PROBLEMS AND TASKS.
1. In the article on Israeli anti-government protests, what reason has Netanyahu given for ruling out early elections?
2. List every count of people that the article on Israeli anti-government protests gives as a numeral, and say what each one counts.
3. Continue the news article on the Israeli anti-government protests from its final sentence.

Thousands of Israelis join anti-government protests

Surveys indicate that most Israelis blame Netanyahu for the security failures that led to the devastating attack by Hamas fighters on Oct. 7.

21 April 2024

TEL AVIV, April 20 (Reuters) - Thousands of Israeli demonstrators took to the streets on Saturday to call for new elections and demand more action from the government to bring the hostages held in Gaza home, in the latest round of protests against Prime Minister Benjamin Netanyahu.

The protests have continued as the war in Gaza moves through its seventh month and amid growing anger over the government's approach to the 133 Israeli hostages still held by the Islamist movement Hamas.

Surveys indicate that most Israelis blame Netanyahu for the security failures that led to the devastating attack by Hamas fighters on communities in southern Israel on Oct. 7.

Israel's longest-serving prime minister has repeatedly ruled out early elections, which opinion polls suggest he would lose, saying that to go to the polls in the middle of a war would only reward Hamas.

"We're here to protest against this government that keeps dragging us down, month after month; before October 7th, after October 7th. We kept going down in a spiral," said Yalon Pikman, 58, who attended a march in Tel Aviv.

Hamas-led gunmen seized 253 people during the Oct. 7 attack that killed around 1,200, according to Israeli tallies. Some hostages were freed in a November truce, but efforts to secure another deal appear to have stalled.

MATERIAL PROVIDED.
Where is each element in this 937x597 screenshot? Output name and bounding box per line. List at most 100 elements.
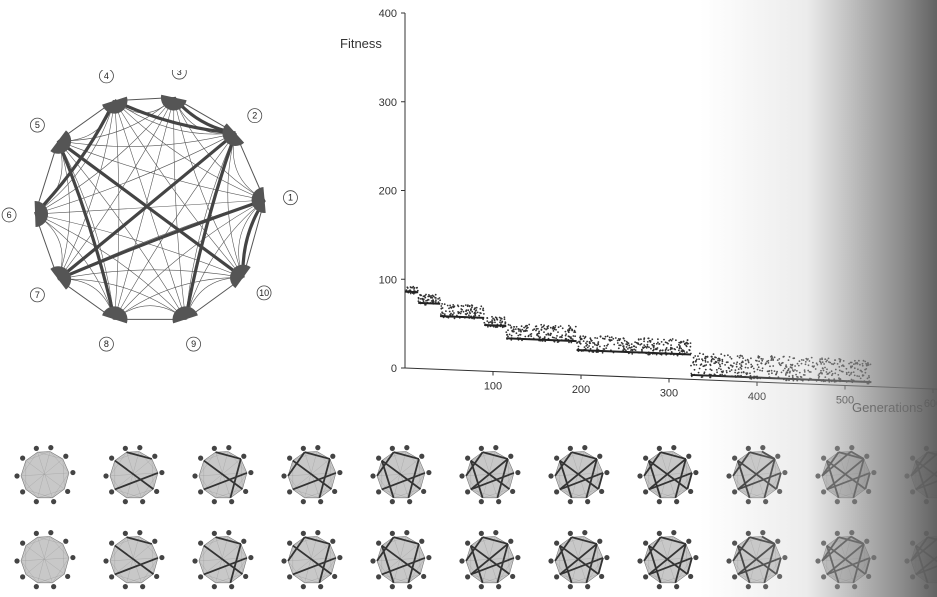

ANSWERS BY TASK.
1. He has said that going to the polls in the middle of a war would only reward Hamas.

2.
- 133: Israeli hostages still held by Hamas
- 253: people seized by Hamas-led gunmen during the Oct. 7 attack
- around 1,200: people killed in the Oct. 7 attack, according to Israeli tallies

3.
Netanyahu has pledged to continue the Israeli campaign in Gaza, which local health authorities say has killed more than 34,000 Palestinians, until all the hostages are brought home and Hamas has been destroyed.

Last week's attack on Israel by waves of Iranian drones and missiles shifted attention from the conflict in Gaza and for many relatives of the remaining hostages there is a growing feeling that time is running out.

"My mother is really strong. She's holding us together," said Sharone Lifschitz, 52, whose 85 year-old mother, Yocheved Lifshitz, was among the hostages released in November but whose father, Oded, remains in captivity.

"But as time passes, the weight of what is happening - the way that those who could have returned them failed to return them - the sheer weight of that is weighing more and more on her shoulders. And her hope, too, is diminishing."